INSTRUCTIONS TO FOLLOW >> Find the lines holding the string "Extra" in the data, then copy all of them.
== RECORDS PROVIDED
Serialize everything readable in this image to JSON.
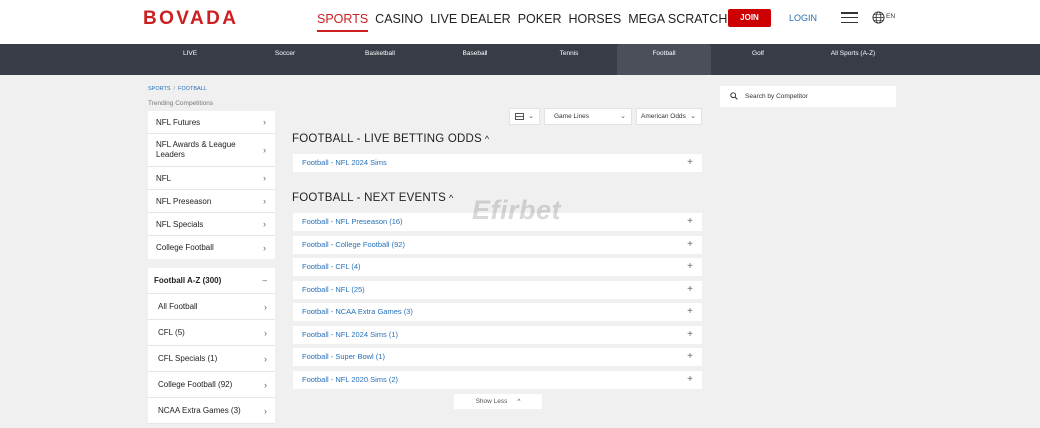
{
  "header": {
    "logo": "BOVADA",
    "nav": [
      {
        "label": "SPORTS",
        "active": true
      },
      {
        "label": "CASINO"
      },
      {
        "label": "LIVE DEALER"
      },
      {
        "label": "POKER"
      },
      {
        "label": "HORSES"
      },
      {
        "label": "MEGA SCRATCH CARD"
      }
    ],
    "join_label": "JOIN",
    "login_label": "LOGIN",
    "lang": "EN"
  },
  "sports_nav": [
    "LIVE",
    "Soccer",
    "Basketball",
    "Baseball",
    "Tennis",
    "Football",
    "Golf",
    "All Sports (A-Z)"
  ],
  "breadcrumb": {
    "root": "SPORTS",
    "sep": "/",
    "current": "FOOTBALL"
  },
  "sidebar": {
    "trending_label": "Trending Competitions",
    "trending": [
      "NFL Futures",
      "NFL Awards & League Leaders",
      "NFL",
      "NFL Preseason",
      "NFL Specials",
      "College Football"
    ],
    "az_label": "Football A-Z (300)",
    "az_items": [
      "All Football",
      "CFL (5)",
      "CFL Specials (1)",
      "College Football (92)",
      "NCAA Extra Games (3)"
    ]
  },
  "filters": {
    "market": "Game Lines",
    "odds": "American Odds"
  },
  "live_section": {
    "title": "FOOTBALL - LIVE BETTING ODDS",
    "events": [
      "Football - NFL 2024 Sims"
    ]
  },
  "next_section": {
    "title": "FOOTBALL - NEXT EVENTS",
    "events": [
      "Football - NFL Preseason (16)",
      "Football - College Football (92)",
      "Football - CFL (4)",
      "Football - NFL (25)",
      "Football - NCAA Extra Games (3)",
      "Football - NFL 2024 Sims (1)",
      "Football - Super Bowl (1)",
      "Football - NFL 2020 Sims (2)"
    ]
  },
  "show_less": "Show Less",
  "search": {
    "placeholder": "Search by Competitor"
  },
  "watermark": "Efirbet",
  "colors": {
    "brand": "#cc2020",
    "link": "#2770b8",
    "nav_bg": "#383c46"
  }
}
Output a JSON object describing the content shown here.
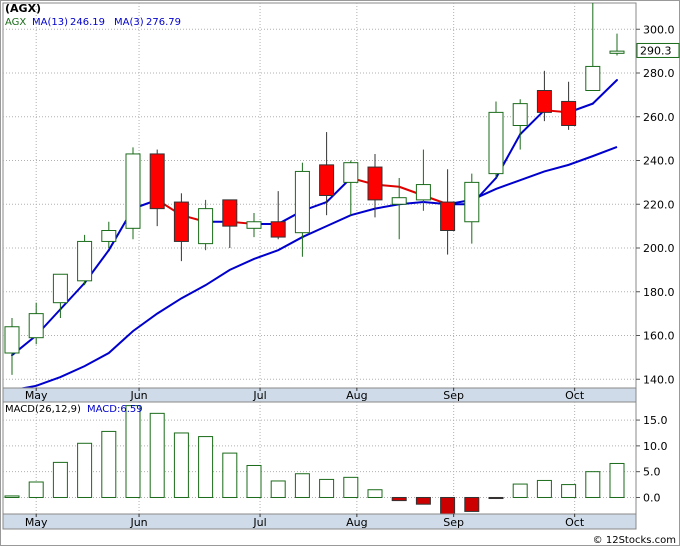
{
  "header": {
    "symbol": "(AGX)",
    "legend_ticker": "AGX",
    "ma_long_label": "MA(13)",
    "ma_long_value": "246.19",
    "ma_short_label": "MA(3)",
    "ma_short_value": "276.79",
    "last_price_tag": "290.3"
  },
  "macd_header": {
    "label": "MACD(26,12,9)",
    "value_label": "MACD:6.59"
  },
  "watermark": "© 12Stocks.com",
  "colors": {
    "background": "#ffffff",
    "panel_bg": "#ffffff",
    "grid": "#b0b0b0",
    "axis_band": "#cfdbe8",
    "up_candle_fill": "#ffffff",
    "up_candle_stroke": "#1a6b1a",
    "down_candle_fill": "#ff0000",
    "down_candle_stroke": "#333333",
    "ma_long": "#0000cc",
    "ma_short_up": "#0000cc",
    "ma_short_down": "#e00000",
    "legend_ticker": "#1a6b1a",
    "legend_ma": "#0000cc",
    "macd_pos_stroke": "#1a6b1a",
    "macd_neg_fill": "#cc0000"
  },
  "chart_data": {
    "type": "candlestick",
    "period": "weekly",
    "x_labels": [
      {
        "label": "May",
        "index": 1
      },
      {
        "label": "Jun",
        "index": 5.25
      },
      {
        "label": "Jul",
        "index": 10.25
      },
      {
        "label": "Aug",
        "index": 14.25
      },
      {
        "label": "Sep",
        "index": 18.25
      },
      {
        "label": "Oct",
        "index": 23.25
      }
    ],
    "price_axis": {
      "ylim": [
        136,
        312
      ],
      "ticks": [
        140,
        160,
        180,
        200,
        220,
        240,
        260,
        280,
        300
      ],
      "tick_labels": [
        "140.0",
        "160.0",
        "180.0",
        "200.0",
        "220.0",
        "240.0",
        "260.0",
        "280.0",
        "300.0"
      ],
      "last_price": 290.3
    },
    "candles": [
      {
        "o": 152,
        "h": 168,
        "l": 142,
        "c": 164
      },
      {
        "o": 159,
        "h": 175,
        "l": 156,
        "c": 170
      },
      {
        "o": 175,
        "h": 188,
        "l": 168,
        "c": 188
      },
      {
        "o": 185,
        "h": 206,
        "l": 183,
        "c": 203
      },
      {
        "o": 203,
        "h": 212,
        "l": 200,
        "c": 208
      },
      {
        "o": 209,
        "h": 246,
        "l": 204,
        "c": 243
      },
      {
        "o": 243,
        "h": 245,
        "l": 210,
        "c": 218
      },
      {
        "o": 221,
        "h": 225,
        "l": 194,
        "c": 203
      },
      {
        "o": 202,
        "h": 222,
        "l": 199,
        "c": 218
      },
      {
        "o": 222,
        "h": 222,
        "l": 200,
        "c": 210
      },
      {
        "o": 209,
        "h": 216,
        "l": 205,
        "c": 212
      },
      {
        "o": 212,
        "h": 226,
        "l": 204,
        "c": 205
      },
      {
        "o": 207,
        "h": 239,
        "l": 196,
        "c": 235
      },
      {
        "o": 238,
        "h": 253,
        "l": 215,
        "c": 224
      },
      {
        "o": 230,
        "h": 240,
        "l": 215,
        "c": 239
      },
      {
        "o": 237,
        "h": 243,
        "l": 214,
        "c": 222
      },
      {
        "o": 220,
        "h": 232,
        "l": 204,
        "c": 223
      },
      {
        "o": 222,
        "h": 245,
        "l": 217,
        "c": 229
      },
      {
        "o": 221,
        "h": 236,
        "l": 197,
        "c": 208
      },
      {
        "o": 212,
        "h": 234,
        "l": 202,
        "c": 230
      },
      {
        "o": 234,
        "h": 267,
        "l": 232,
        "c": 262
      },
      {
        "o": 256,
        "h": 268,
        "l": 245,
        "c": 266
      },
      {
        "o": 272,
        "h": 281,
        "l": 258,
        "c": 262
      },
      {
        "o": 267,
        "h": 276,
        "l": 254,
        "c": 256
      },
      {
        "o": 272,
        "h": 312,
        "l": 272,
        "c": 283
      },
      {
        "o": 289,
        "h": 298,
        "l": 288,
        "c": 290
      }
    ],
    "series": [
      {
        "name": "MA(13)",
        "values": [
          null,
          null,
          null,
          null,
          null,
          null,
          null,
          null,
          null,
          null,
          null,
          null,
          null,
          null,
          null,
          null,
          null,
          null,
          null,
          null,
          null,
          null,
          null,
          null,
          null,
          null
        ]
      }
    ],
    "ma_long": [
      135,
      137,
      141,
      146,
      152,
      162,
      170,
      177,
      183,
      190,
      195,
      199,
      205,
      210,
      215,
      218,
      220,
      221,
      220,
      222,
      227,
      231,
      235,
      238,
      242,
      246.19
    ],
    "ma_short": [
      151,
      160,
      172,
      184,
      199,
      218,
      222,
      215,
      212,
      212,
      211,
      211,
      217,
      221,
      232,
      229,
      228,
      224,
      220,
      220,
      232,
      252,
      263,
      262,
      266,
      276.79
    ],
    "macd": {
      "label": "MACD(26,12,9)",
      "ylim": [
        -3.2,
        18.5
      ],
      "ticks": [
        0,
        5,
        10,
        15
      ],
      "tick_labels": [
        "0.0",
        "5.0",
        "10.0",
        "15.0"
      ],
      "values": [
        0.3,
        3.0,
        6.8,
        10.5,
        12.8,
        17.8,
        16.3,
        12.5,
        11.8,
        8.6,
        6.2,
        3.2,
        4.6,
        3.5,
        3.9,
        1.5,
        -0.6,
        -1.3,
        -3.2,
        -2.7,
        -0.2,
        2.6,
        3.3,
        2.5,
        5.0,
        6.59
      ]
    }
  }
}
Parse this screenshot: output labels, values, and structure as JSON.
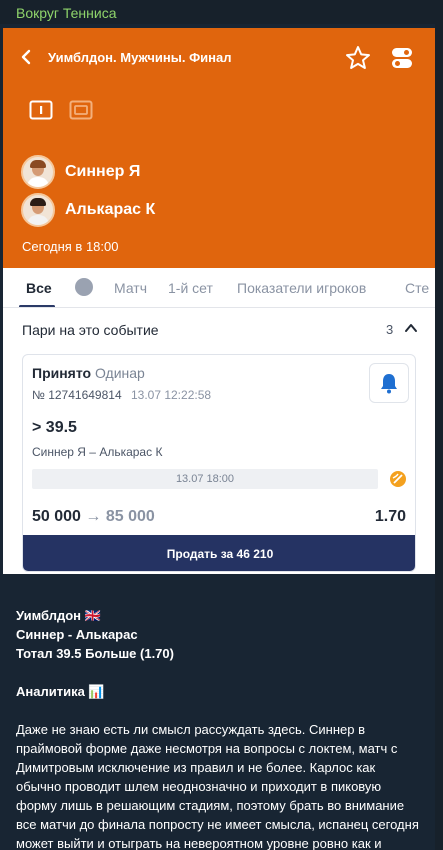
{
  "channel": {
    "name": "Вокруг Тенниса"
  },
  "event": {
    "title": "Уимблдон. Мужчины. Финал",
    "players": [
      "Синнер Я",
      "Алькарас К"
    ],
    "start": "Сегодня в 18:00"
  },
  "tabs": [
    "Все",
    "Матч",
    "1-й сет",
    "Показатели игроков",
    "Сте"
  ],
  "bets": {
    "title": "Пари на это событие",
    "count": "3",
    "card": {
      "status": "Принято",
      "type": "Одинар",
      "id": "№ 12741649814",
      "date": "13.07   12:22:58",
      "line": "> 39.5",
      "match": "Синнер Я – Алькарас К",
      "event_date": "13.07 18:00",
      "stake": "50 000",
      "arrow": "→",
      "payout": "85 000",
      "odds": "1.70",
      "sell_label": "Продать за 46 210"
    }
  },
  "post": {
    "line1": "Уимблдон 🇬🇧",
    "line2": "Синнер - Алькарас",
    "line3": "Тотал 39.5 Больше (1.70)",
    "analytics": "Аналитика 📊",
    "body": "Даже не знаю есть ли смысл рассуждать здесь. Синнер в праймовой форме даже несмотря на вопросы с локтем, матч с Димитровым исключение из правил и не более. Карлос как обычно проводит шлем неоднозначно и приходит в пиковую форму лишь в решающим стадиям, поэтому брать во внимание все матчи до финала попросту не имеет смысла, испанец сегодня может выйти и отыграть на невероятном уровне ровно как и итальянец. Поэтому мой выбор незамысловат - верховая игра. В идеале хочу снова увидеть пять сетов и чемпионский"
  },
  "colors": {
    "header_bg": "#e0650d",
    "sell_button": "#253363",
    "channel_name": "#8fd46b"
  }
}
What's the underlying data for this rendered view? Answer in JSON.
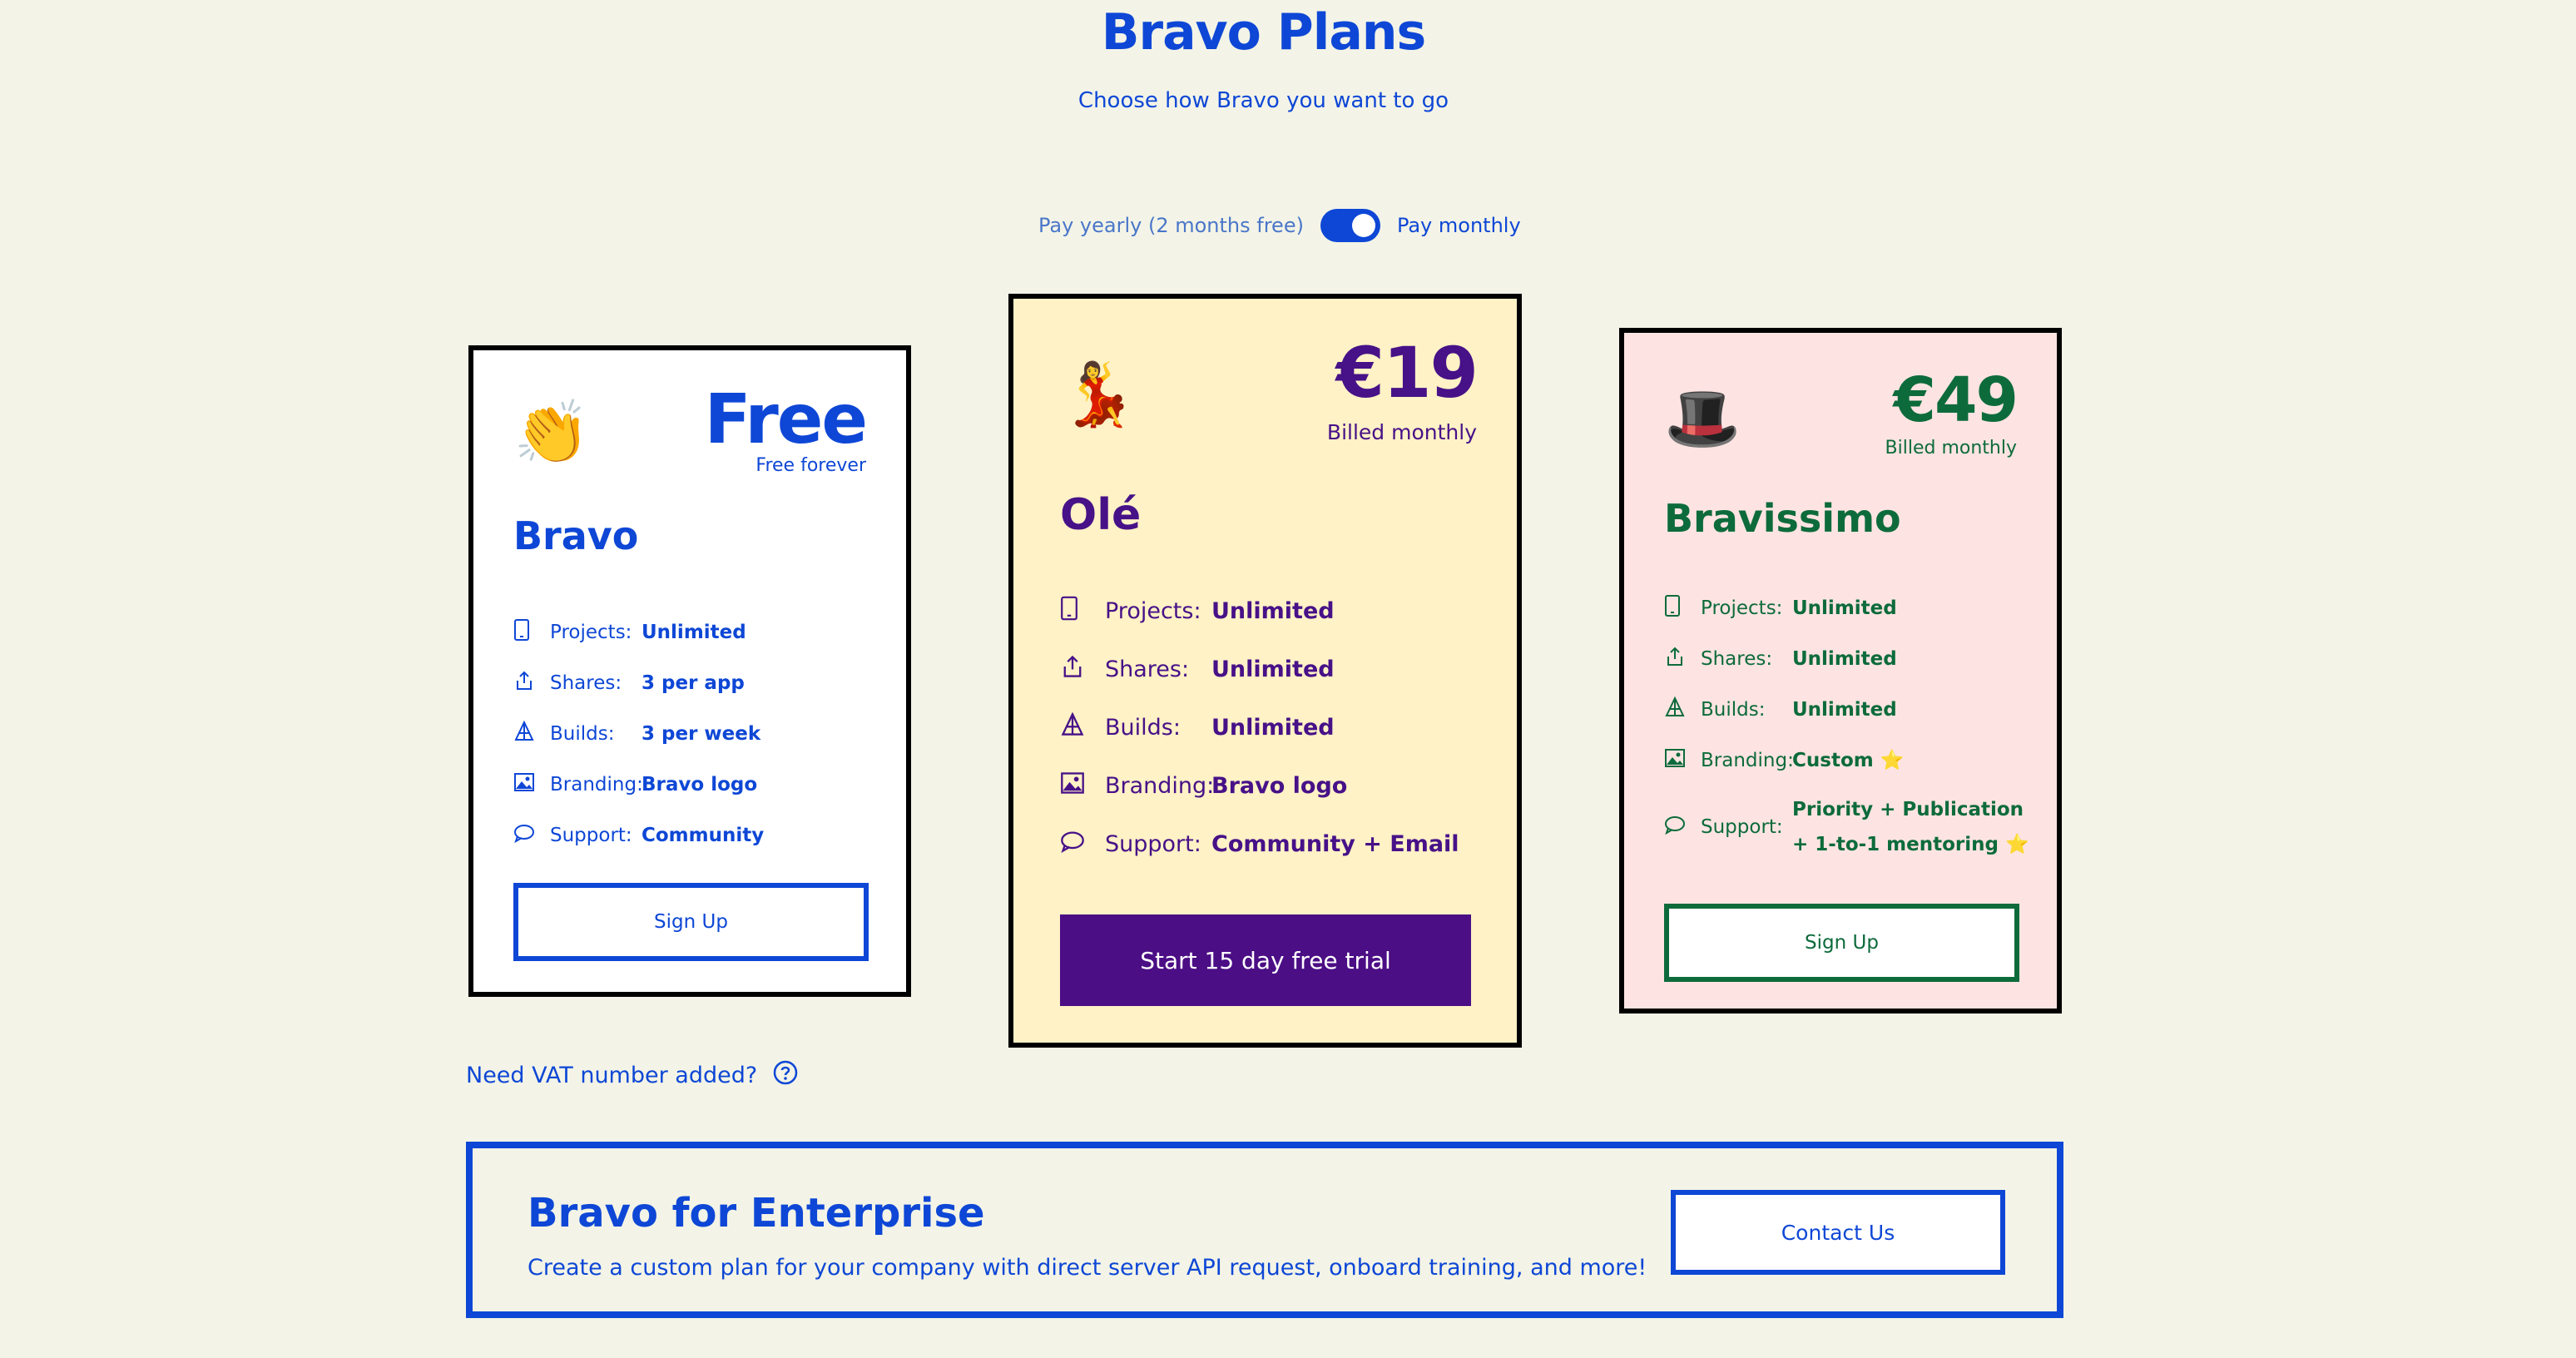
====
FULL SOLUTION >>
      "NCAA Extra Games (3)"
      "Football - NCAA Extra Games (3)",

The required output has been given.